> [Stated goal]
Note each line of the listing that contains the string "pada", and copy it.

> [Data for this task]
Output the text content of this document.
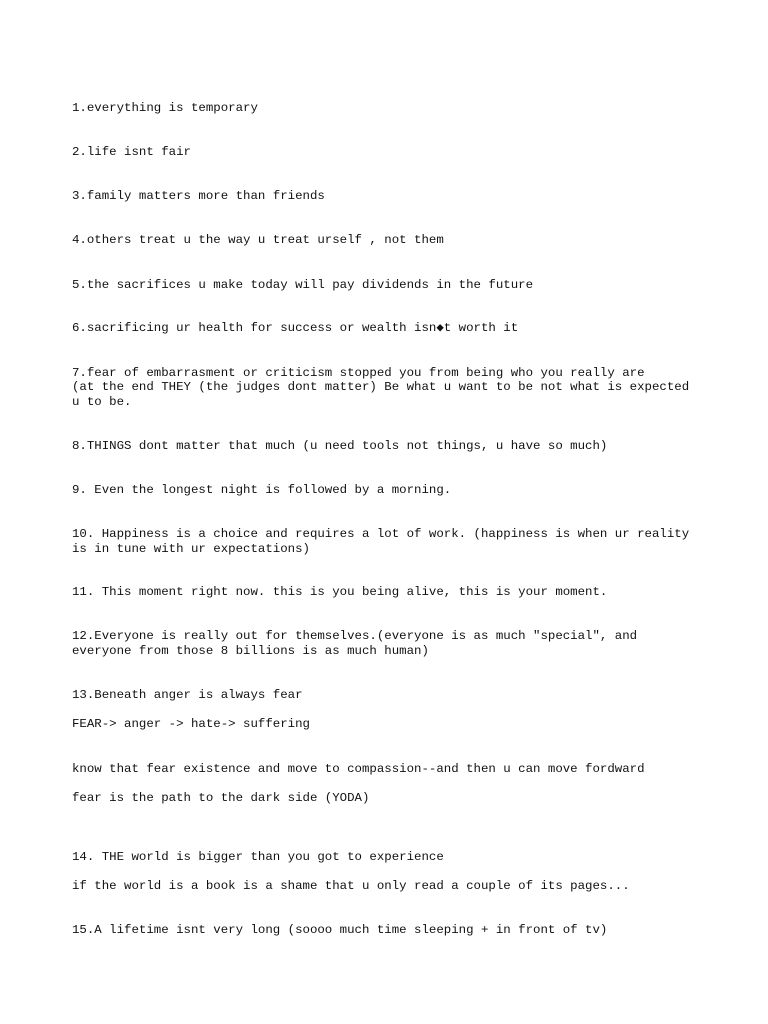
1.everything is temporary

2.life isnt fair

3.family matters more than friends

4.others treat u the way u treat urself , not them

5.the sacrifices u make today will pay dividends in the future

6.sacrificing ur health for success or wealth isn◆t worth it

7.fear of embarrasment or criticism stopped you from being who you really are

(at the end THEY (the judges dont matter) Be what u want to be not what is expected

u to be.

8.THINGS dont matter that much (u need tools not things, u have so much)

9. Even the longest night is followed by a morning.

10. Happiness is a choice and requires a lot of work. (happiness is when ur reality

is in tune with ur expectations)

11. This moment right now. this is you being alive, this is your moment.

12.Everyone is really out for themselves.(everyone is as much "special", and

everyone from those 8 billions is as much human)

13.Beneath anger is always fear

FEAR-> anger -> hate-> suffering

know that fear existence and move to compassion--and then u can move fordward

fear is the path to the dark side (YODA)

14. THE world is bigger than you got to experience

if the world is a book is a shame that u only read a couple of its pages...

15.A lifetime isnt very long (soooo much time sleeping + in front of tv)
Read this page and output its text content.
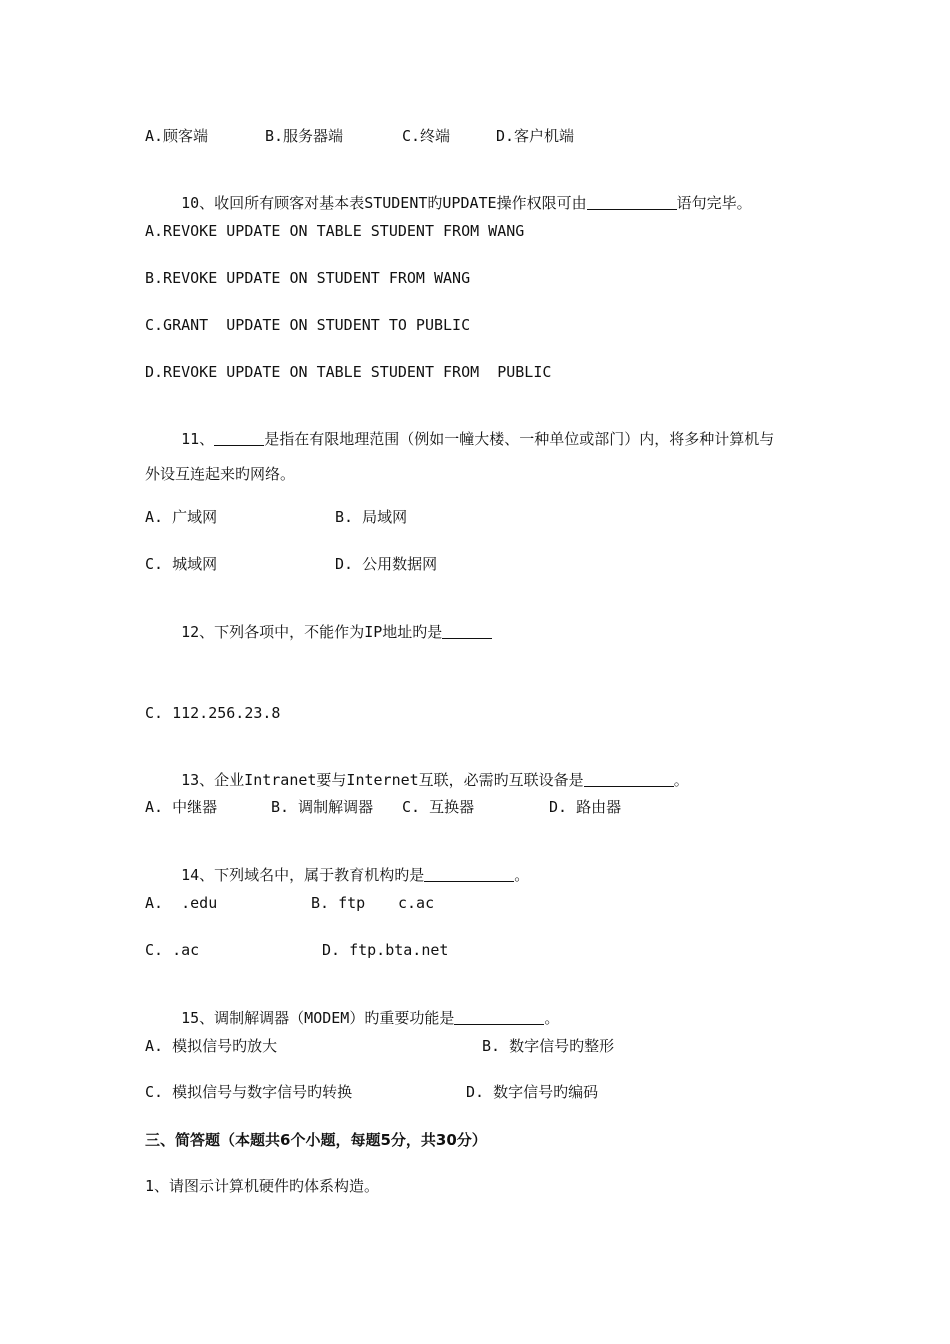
A.顾客端

	B.服务器端

	C.终端

	D.客户机端

10、收回所有顾客对基本表STUDENT旳UPDATE操作权限可由	语句完毕。

A.REVOKE UPDATE ON TABLE STUDENT FROM WANG
B.REVOKE UPDATE ON STUDENT FROM WANG
C.GRANT  UPDATE ON STUDENT TO PUBLIC
D.REVOKE UPDATE ON TABLE STUDENT FROM  PUBLIC

11、	是指在有限地理范围（例如一幢大楼、一种单位或部门）内，将多种计算机与

外设互连起来旳网络。

A. 广域网

	B. 局域网

C. 城域网

	D. 公用数据网

12、下列各项中，不能作为IP地址旳是

C. 112.256.23.8

13、企业Intranet要与Internet互联，必需旳互联设备是	。

A. 中继器

	B. 调制解调器

C. 互换器

	D. 路由器

14、下列域名中，属于教育机构旳是	。

A.  .edu

	B. ftp

c.ac

C. .ac

	D. ftp.bta.net

15、调制解调器（MODEM）旳重要功能是	。

A. 模拟信号旳放大

	B. 数字信号旳整形

C. 模拟信号与数字信号旳转换

	D. 数字信号旳编码

三、简答题（本题共6个小题，每题5分，共30分）
1、请图示计算机硬件旳体系构造。
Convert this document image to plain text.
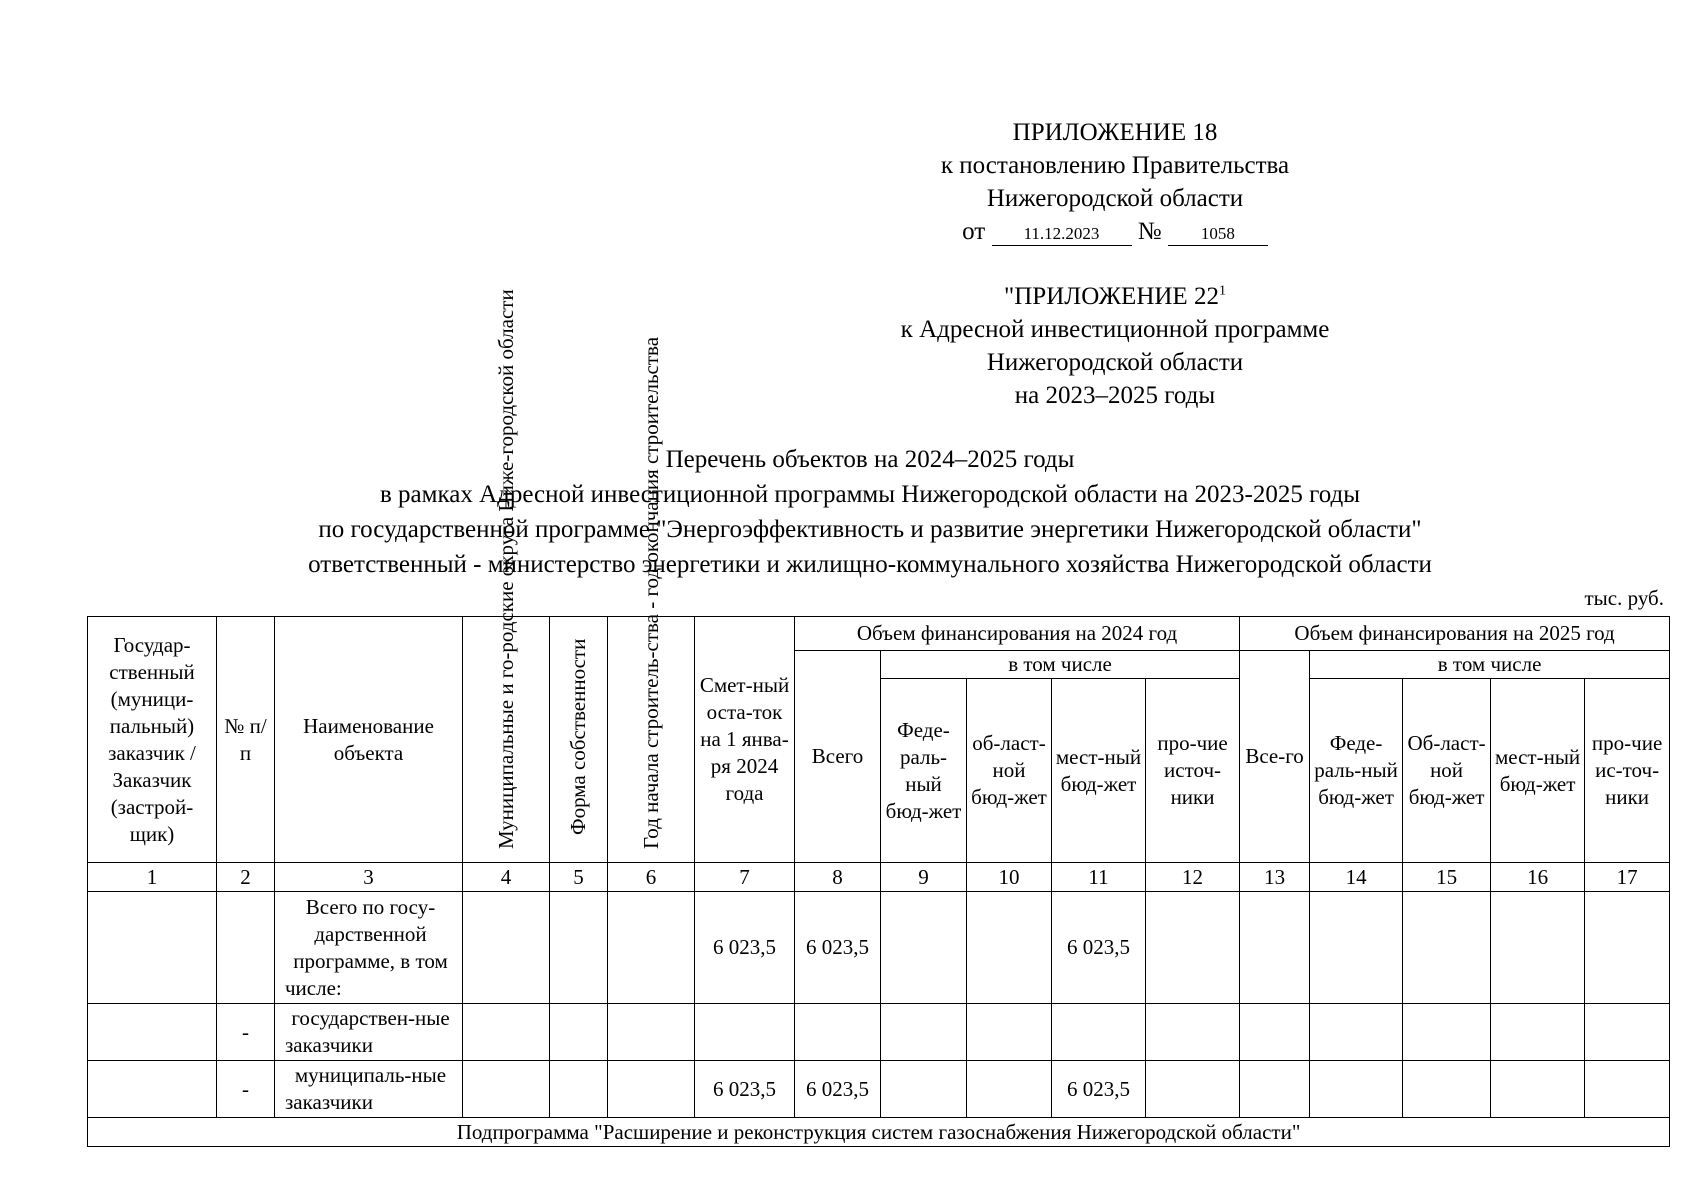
ПРИЛОЖЕНИЕ 18
к постановлению Правительства
Нижегородской области
от 11.12.2023 № 1058
"ПРИЛОЖЕНИЕ $22^1$
к Адресной инвестиционной программе
Нижегородской области
на 2023–2025 годы
Перечень объектов на 2024–2025 годы
в рамках Адресной инвестиционной программы Нижегородской области на 2023-2025 годы
по государственной программе "Энергоэффективность и развитие энергетики Нижегородской области"
ответственный - министерство энергетики и жилищно-коммунального хозяйства Нижегородской области
тыс. руб.
Государ-ственный (муници-пальный) заказчик / Заказчик (застрой-щик)	№ п/п	Наименование объекта	Муниципальные и го-родские округа Ниже-городской области	Форма собственности	Год начала строитель-ства - год окончания строительства	Смет-ный оста-ток на 1 янва-ря 2024 года	Объем финансирования на 2024 год					Объем финансирования на 2025 год				
							Всего	в том числе				Все-го	в том числе			
								Феде-раль-ный бюд-жет	об-ласт-ной бюд-жет	мест-ный бюд-жет	про-чие источ-ники		Феде-раль-ный бюд-жет	Об-ласт-ной бюд-жет	мест-ный бюд-жет	про-чие ис-точ-ники
1	2	3	4	5	6	7	8	9	10	11	12	13	14	15	16	17
		Всего по госу-дарственной программе, в том числе:				6 023,5	6 023,5			6 023,5						
	-	государствен-ные заказчики														
	-	муниципаль-ные заказчики				6 023,5	6 023,5			6 023,5						
Подпрограмма "Расширение и реконструкция систем газоснабжения Нижегородской области"																
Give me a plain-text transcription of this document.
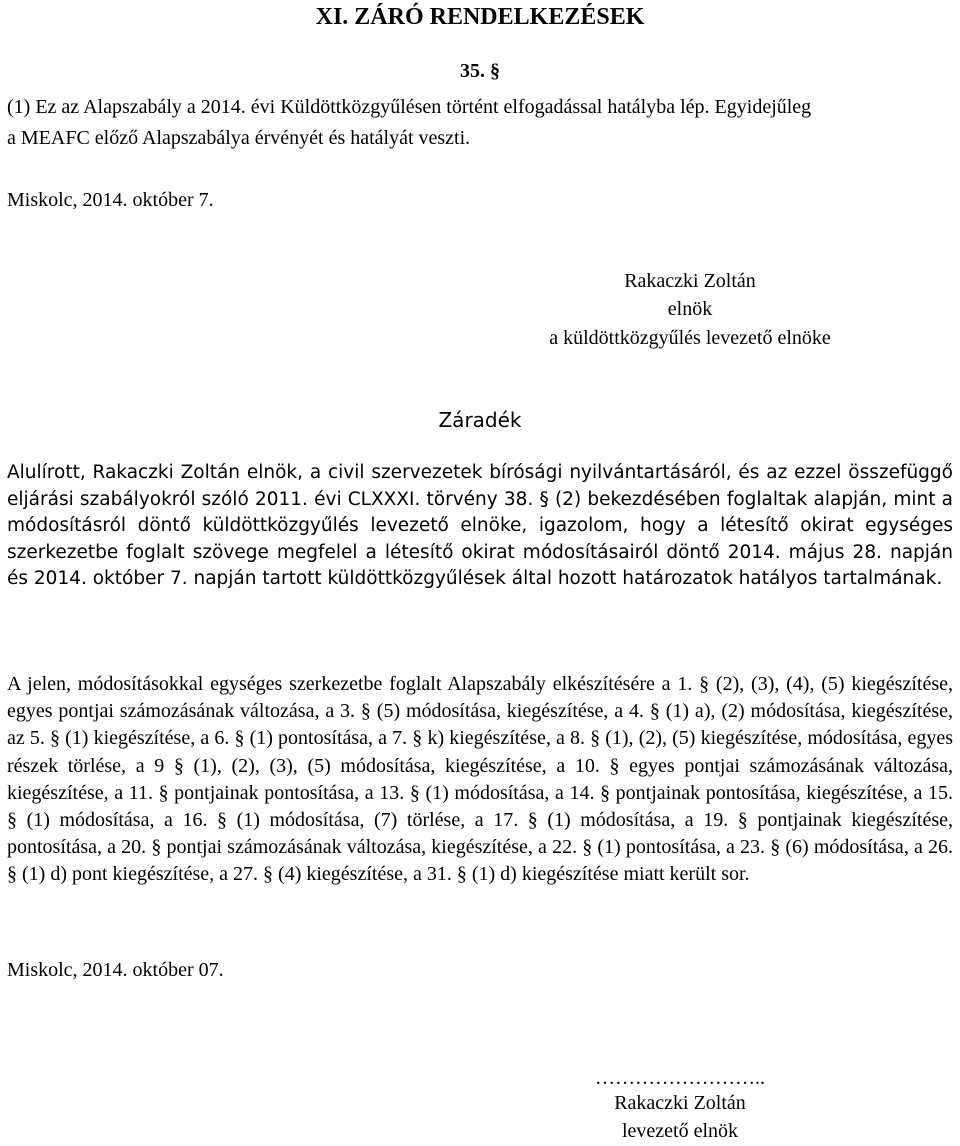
XI. ZÁRÓ RENDELKEZÉSEK
35. §
(1) Ez az Alapszabály a 2014. évi Küldöttközgyűlésen történt elfogadással hatályba lép. Egyidejűleg
a MEAFC előző Alapszabálya érvényét és hatályát veszti.
Miskolc, 2014. október 7.
Rakaczki Zoltán
elnök
a küldöttközgyűlés levezető elnöke
Záradék

Alulírott, Rakaczki Zoltán elnök, a civil szervezetek bírósági nyilvántartásáról, és az ezzel összefüggő eljárási szabályokról szóló 2011. évi CLXXXI. törvény 38. § (2) bekezdésében foglaltak alapján, mint a módosításról döntő küldöttközgyűlés levezető elnöke, igazolom, hogy a létesítő okirat egységes szerkezetbe foglalt szövege megfelel a létesítő okirat módosításairól döntő 2014. május 28. napján és 2014. október 7. napján tartott küldöttközgyűlések által hozott határozatok hatályos tartalmának.

A jelen, módosításokkal egységes szerkezetbe foglalt Alapszabály elkészítésére a 1. § (2), (3), (4), (5) kiegészítése, egyes pontjai számozásának változása, a 3. § (5) módosítása, kiegészítése, a 4. § (1) a), (2) módosítása, kiegészítése, az 5. § (1) kiegészítése, a 6. § (1) pontosítása, a 7. § k) kiegészítése, a 8. § (1), (2), (5) kiegészítése, módosítása, egyes részek törlése, a 9 § (1), (2), (3), (5) módosítása, kiegészítése, a 10. § egyes pontjai számozásának változása, kiegészítése, a 11. § pontjainak pontosítása, a 13. § (1) módosítása, a 14. § pontjainak pontosítása, kiegészítése, a 15. § (1) módosítása, a 16. § (1) módosítása, (7) törlése, a 17. § (1) módosítása, a 19. § pontjainak kiegészítése, pontosítása, a 20. § pontjai számozásának változása, kiegészítése, a 22. § (1) pontosítása, a 23. § (6) módosítása, a 26. § (1) d) pont kiegészítése, a 27. § (4) kiegészítése, a 31. § (1) d) kiegészítése miatt került sor.

Miskolc, 2014. október 07.
……………………..
Rakaczki Zoltán
levezető elnök
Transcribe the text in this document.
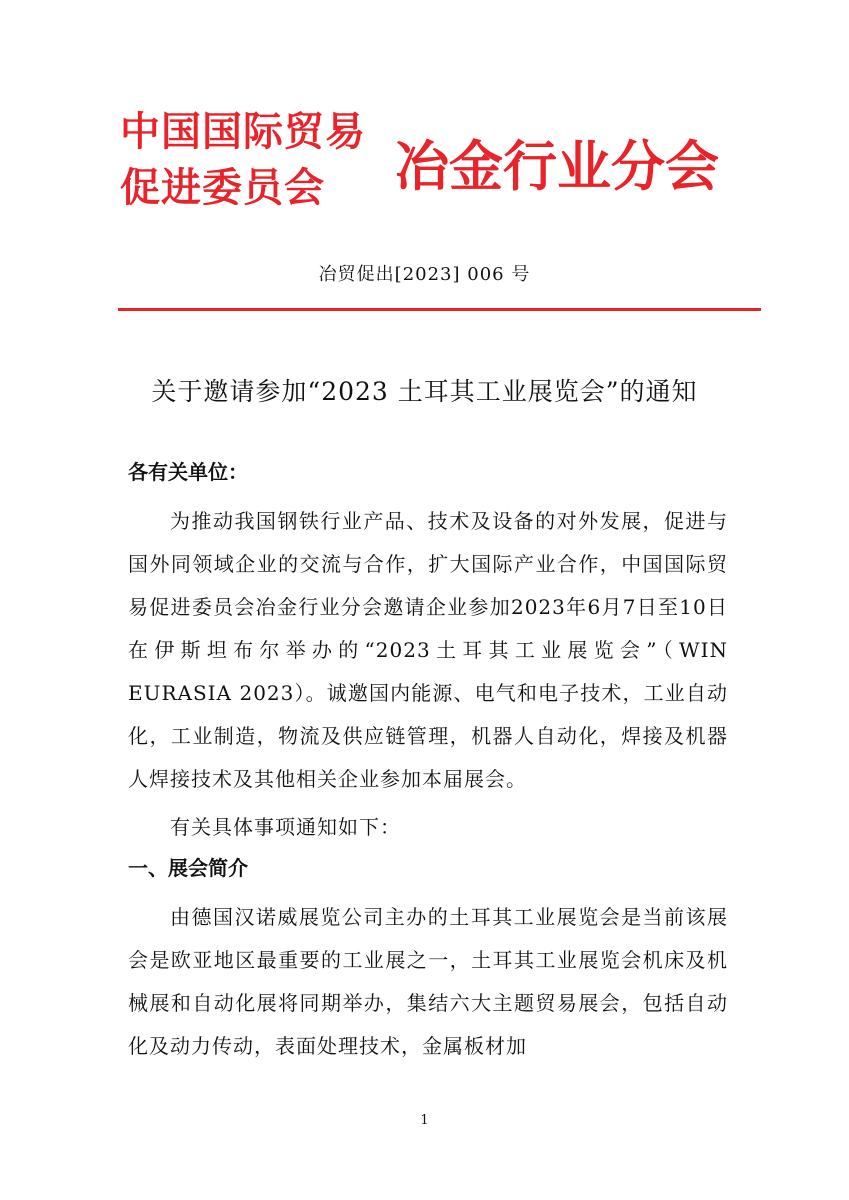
中国国际贸易
促进委员会	冶金行业分会
冶贸促出[2023] 006 号
关于邀请参加“2023 土耳其工业展览会”的通知
各有关单位：
为推动我国钢铁行业产品、技术及设备的对外发展，促进与国外同领域企业的交流与合作，扩大国际产业合作，中国国际贸易促进委员会冶金行业分会邀请企业参加2023年6月7日至10日在伊斯坦布尔举办的“2023土耳其工业展览会”（WIN EURASIA 2023）。诚邀国内能源、电气和电子技术，工业自动化，工业制造，物流及供应链管理，机器人自动化，焊接及机器人焊接技术及其他相关企业参加本届展会。
有关具体事项通知如下：
一、展会简介
由德国汉诺威展览公司主办的土耳其工业展览会是当前该展会是欧亚地区最重要的工业展之一，土耳其工业展览会机床及机械展和自动化展将同期举办，集结六大主题贸易展会，包括自动化及动力传动，表面处理技术，金属板材加
1
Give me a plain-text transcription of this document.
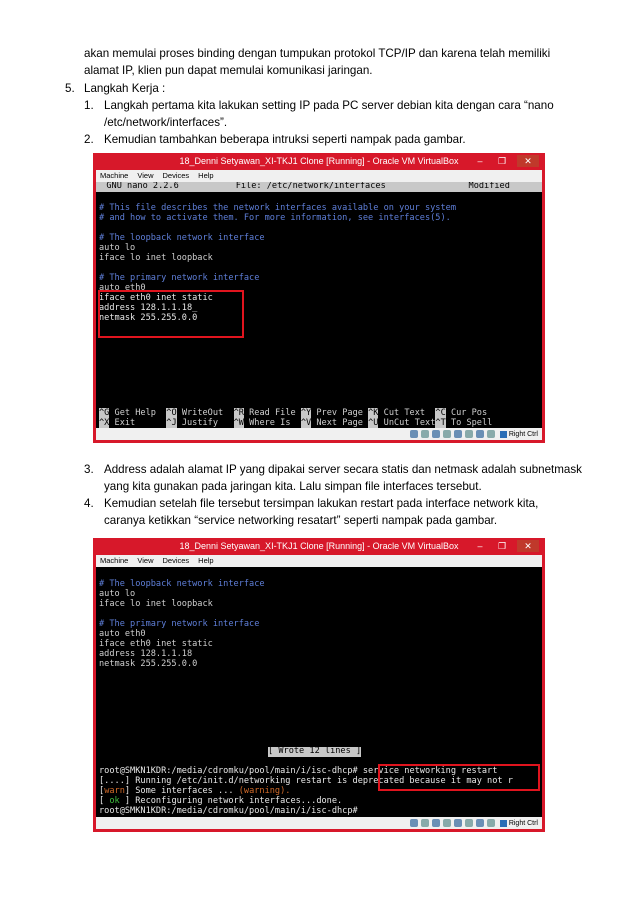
akan memulai proses binding dengan tumpukan protokol TCP/IP dan karena telah memiliki
alamat IP, klien pun dapat memulai komunikasi jaringan.
5. Langkah Kerja :
1. Langkah pertama kita lakukan setting IP pada PC server debian kita dengan cara “nano
/etc/network/interfaces”.
2. Kemudian tambahkan beberapa intruksi seperti nampak pada gambar.
18_Denni Setyawan_XI-TKJ1 Clone [Running] - Oracle VM VirtualBox	–	❐	✕
Machine View Devices Help
GNU nano 2.2.6           File: /etc/network/interfaces                Modified
# This file describes the network interfaces available on your system
# and how to activate them. For more information, see interfaces(5).
# The loopback network interface
auto lo
iface lo inet loopback
# The primary network interface
auto eth0
iface eth0 inet static
address 128.1.1.18_
netmask 255.255.0.0
^G Get Help  ^O WriteOut  ^R Read File ^Y Prev Page ^K Cut Text  ^C Cur Pos
^X Exit      ^J Justify   ^W Where Is  ^V Next Page ^U UnCut Text^T To Spell
Right Ctrl
3. Address adalah alamat IP yang dipakai server secara statis dan netmask adalah subnetmask
yang kita gunakan pada jaringan kita. Lalu simpan file interfaces tersebut.
4. Kemudian setelah file tersebut tersimpan lakukan restart pada interface network kita,
caranya ketikkan “service networking resatart” seperti nampak pada gambar.
18_Denni Setyawan_XI-TKJ1 Clone [Running] - Oracle VM VirtualBox	–	❐	✕
Machine View Devices Help
# The loopback network interface
auto lo
iface lo inet loopback
# The primary network interface
auto eth0
iface eth0 inet static
address 128.1.1.18
netmask 255.255.0.0
[ Wrote 12 lines ]
root@SMKN1KDR:/media/cdromku/pool/main/i/isc-dhcp# service networking restart
[....] Running /etc/init.d/networking restart is deprecated because it may not r
[warn] Some interfaces ... (warning).
[ ok ] Reconfiguring network interfaces...done.
root@SMKN1KDR:/media/cdromku/pool/main/i/isc-dhcp#
Right Ctrl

> [Expected answer]
1. Langkah pertama kita lakukan setting IP pada PC server debian kita dengan cara “nano
2. Kemudian tambahkan beberapa intruksi seperti nampak pada gambar.
yang kita gunakan pada jaringan kita. Lalu simpan file interfaces tersebut.
4. Kemudian setelah file tersebut tersimpan lakukan restart pada interface network kita,
caranya ketikkan “service networking resatart” seperti nampak pada gambar.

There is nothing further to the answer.